++++ Records

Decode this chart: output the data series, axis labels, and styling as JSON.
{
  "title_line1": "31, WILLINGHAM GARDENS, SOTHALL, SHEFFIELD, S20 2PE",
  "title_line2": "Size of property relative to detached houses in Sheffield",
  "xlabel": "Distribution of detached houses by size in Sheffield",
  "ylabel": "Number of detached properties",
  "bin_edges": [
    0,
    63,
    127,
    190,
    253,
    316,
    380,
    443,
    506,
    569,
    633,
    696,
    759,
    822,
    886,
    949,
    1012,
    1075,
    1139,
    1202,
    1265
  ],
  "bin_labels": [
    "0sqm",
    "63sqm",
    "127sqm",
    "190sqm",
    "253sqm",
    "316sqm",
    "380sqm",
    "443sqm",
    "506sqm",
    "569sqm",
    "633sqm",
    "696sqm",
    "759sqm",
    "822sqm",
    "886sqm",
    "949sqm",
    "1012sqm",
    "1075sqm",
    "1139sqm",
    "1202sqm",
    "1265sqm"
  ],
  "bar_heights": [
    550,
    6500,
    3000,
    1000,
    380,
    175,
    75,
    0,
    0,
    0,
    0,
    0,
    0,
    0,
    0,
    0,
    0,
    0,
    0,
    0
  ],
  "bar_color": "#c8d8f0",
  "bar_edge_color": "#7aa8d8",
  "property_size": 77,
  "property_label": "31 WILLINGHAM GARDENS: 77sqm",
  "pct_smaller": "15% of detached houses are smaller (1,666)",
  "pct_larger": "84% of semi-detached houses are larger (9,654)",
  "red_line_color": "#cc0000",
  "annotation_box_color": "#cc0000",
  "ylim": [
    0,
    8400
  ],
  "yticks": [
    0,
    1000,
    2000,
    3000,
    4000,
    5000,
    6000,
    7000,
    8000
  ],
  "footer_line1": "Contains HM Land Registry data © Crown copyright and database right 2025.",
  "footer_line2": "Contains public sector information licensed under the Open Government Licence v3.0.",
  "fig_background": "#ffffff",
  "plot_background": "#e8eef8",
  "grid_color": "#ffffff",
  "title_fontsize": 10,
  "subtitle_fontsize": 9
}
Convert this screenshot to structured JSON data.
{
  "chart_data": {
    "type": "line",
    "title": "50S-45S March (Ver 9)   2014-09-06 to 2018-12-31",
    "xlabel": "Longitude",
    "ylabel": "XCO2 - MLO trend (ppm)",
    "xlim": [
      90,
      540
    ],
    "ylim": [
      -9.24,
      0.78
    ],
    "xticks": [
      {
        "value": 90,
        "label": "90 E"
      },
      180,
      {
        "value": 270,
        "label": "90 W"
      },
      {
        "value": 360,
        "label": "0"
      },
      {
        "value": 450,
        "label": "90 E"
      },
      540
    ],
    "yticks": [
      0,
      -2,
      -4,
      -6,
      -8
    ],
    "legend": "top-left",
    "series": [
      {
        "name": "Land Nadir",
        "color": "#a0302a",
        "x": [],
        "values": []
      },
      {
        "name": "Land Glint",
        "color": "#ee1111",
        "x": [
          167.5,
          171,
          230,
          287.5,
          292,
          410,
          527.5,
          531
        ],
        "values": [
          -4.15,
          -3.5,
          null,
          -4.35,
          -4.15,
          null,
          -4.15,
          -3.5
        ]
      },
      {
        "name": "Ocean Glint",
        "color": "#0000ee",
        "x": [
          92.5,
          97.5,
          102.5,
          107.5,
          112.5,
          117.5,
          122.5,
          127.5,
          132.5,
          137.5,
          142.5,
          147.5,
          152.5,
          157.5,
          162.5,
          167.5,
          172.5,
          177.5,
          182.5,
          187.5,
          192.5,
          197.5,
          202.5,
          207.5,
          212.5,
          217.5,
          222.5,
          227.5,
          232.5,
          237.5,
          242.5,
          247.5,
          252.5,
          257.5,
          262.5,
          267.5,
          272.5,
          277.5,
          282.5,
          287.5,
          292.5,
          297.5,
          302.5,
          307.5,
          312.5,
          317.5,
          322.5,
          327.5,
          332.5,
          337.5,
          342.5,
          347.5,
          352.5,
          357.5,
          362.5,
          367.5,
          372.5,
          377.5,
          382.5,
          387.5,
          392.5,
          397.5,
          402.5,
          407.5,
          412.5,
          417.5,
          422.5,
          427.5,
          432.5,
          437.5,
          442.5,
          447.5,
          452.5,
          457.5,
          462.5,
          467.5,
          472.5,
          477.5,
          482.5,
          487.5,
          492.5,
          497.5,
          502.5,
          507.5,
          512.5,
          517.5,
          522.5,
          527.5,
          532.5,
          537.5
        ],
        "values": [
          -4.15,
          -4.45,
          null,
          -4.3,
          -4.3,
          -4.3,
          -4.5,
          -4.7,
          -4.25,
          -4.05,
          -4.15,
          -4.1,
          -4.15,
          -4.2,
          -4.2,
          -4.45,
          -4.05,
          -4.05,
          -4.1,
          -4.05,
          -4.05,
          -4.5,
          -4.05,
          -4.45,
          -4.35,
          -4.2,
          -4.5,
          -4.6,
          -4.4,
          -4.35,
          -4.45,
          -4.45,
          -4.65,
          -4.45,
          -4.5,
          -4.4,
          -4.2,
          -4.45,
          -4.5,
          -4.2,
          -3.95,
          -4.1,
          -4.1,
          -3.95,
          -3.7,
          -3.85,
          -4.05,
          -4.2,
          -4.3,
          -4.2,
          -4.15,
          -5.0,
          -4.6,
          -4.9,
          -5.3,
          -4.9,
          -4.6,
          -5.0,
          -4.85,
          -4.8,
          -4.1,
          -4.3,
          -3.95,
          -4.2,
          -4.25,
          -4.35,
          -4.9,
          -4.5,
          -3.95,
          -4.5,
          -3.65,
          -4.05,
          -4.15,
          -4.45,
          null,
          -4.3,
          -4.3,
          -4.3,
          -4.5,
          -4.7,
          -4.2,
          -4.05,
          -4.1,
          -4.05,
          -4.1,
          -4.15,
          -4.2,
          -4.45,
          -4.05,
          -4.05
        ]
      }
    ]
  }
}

++++++++
++++ Records

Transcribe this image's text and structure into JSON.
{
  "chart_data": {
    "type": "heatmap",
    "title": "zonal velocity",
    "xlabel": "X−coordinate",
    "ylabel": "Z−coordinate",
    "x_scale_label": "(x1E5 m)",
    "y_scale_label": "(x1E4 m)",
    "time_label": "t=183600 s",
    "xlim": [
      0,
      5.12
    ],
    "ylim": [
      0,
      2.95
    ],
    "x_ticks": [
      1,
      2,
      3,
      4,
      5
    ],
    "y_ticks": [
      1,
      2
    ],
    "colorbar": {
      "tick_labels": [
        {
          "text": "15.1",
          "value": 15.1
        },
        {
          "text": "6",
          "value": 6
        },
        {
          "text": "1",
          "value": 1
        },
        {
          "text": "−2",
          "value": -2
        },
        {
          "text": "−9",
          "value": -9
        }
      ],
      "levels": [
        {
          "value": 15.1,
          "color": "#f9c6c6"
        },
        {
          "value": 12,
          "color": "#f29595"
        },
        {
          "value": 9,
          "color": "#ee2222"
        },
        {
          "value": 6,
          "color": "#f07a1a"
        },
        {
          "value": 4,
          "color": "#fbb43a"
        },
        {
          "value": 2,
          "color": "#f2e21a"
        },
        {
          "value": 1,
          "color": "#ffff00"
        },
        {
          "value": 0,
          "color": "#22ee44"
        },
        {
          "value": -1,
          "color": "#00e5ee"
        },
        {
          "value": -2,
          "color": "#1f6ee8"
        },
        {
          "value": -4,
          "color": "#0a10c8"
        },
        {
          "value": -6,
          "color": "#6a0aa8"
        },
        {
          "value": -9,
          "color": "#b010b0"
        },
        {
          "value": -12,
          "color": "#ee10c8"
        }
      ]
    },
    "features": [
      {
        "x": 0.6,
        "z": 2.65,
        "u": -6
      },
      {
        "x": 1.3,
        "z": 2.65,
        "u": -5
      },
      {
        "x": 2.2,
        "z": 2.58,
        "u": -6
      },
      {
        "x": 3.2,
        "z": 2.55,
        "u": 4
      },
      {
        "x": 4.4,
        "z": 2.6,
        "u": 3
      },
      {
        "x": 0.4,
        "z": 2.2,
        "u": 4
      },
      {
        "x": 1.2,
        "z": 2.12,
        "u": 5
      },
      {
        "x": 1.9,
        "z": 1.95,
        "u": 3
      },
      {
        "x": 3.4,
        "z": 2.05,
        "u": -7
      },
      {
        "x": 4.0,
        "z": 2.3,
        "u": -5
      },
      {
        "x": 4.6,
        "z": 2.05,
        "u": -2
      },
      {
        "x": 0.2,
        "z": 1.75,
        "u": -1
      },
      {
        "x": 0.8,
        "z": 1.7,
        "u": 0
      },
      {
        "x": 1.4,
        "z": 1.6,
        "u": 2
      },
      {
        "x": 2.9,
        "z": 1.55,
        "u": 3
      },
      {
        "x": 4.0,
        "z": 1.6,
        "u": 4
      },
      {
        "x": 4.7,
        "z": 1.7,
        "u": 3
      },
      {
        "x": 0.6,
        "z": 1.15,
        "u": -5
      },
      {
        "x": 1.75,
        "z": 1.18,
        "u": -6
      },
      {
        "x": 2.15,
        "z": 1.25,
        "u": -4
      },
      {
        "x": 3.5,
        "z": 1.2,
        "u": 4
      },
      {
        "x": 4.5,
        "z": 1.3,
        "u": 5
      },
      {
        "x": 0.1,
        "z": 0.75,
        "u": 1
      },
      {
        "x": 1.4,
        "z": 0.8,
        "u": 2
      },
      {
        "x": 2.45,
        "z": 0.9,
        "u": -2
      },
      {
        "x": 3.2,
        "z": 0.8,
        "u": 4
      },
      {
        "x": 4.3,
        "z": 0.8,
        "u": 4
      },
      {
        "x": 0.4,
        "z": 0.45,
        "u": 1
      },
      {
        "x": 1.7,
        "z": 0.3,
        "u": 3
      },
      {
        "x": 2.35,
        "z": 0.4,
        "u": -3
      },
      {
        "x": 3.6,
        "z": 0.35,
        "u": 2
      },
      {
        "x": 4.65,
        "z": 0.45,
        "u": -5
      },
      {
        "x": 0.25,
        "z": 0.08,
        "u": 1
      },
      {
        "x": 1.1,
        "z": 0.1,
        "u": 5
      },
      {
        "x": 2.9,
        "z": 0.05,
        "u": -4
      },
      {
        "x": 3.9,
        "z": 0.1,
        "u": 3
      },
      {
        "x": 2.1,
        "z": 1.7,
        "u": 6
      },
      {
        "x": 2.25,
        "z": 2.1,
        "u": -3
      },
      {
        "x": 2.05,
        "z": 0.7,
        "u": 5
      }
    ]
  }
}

++++++++

### Task statement
Show the lines that mention the word "GARDENS".

### Expected answer
  "title_line1": "31, WILLINGHAM GARDENS, SOTHALL, SHEFFIELD, S20 2PE",
  "property_label": "31 WILLINGHAM GARDENS: 77sqm",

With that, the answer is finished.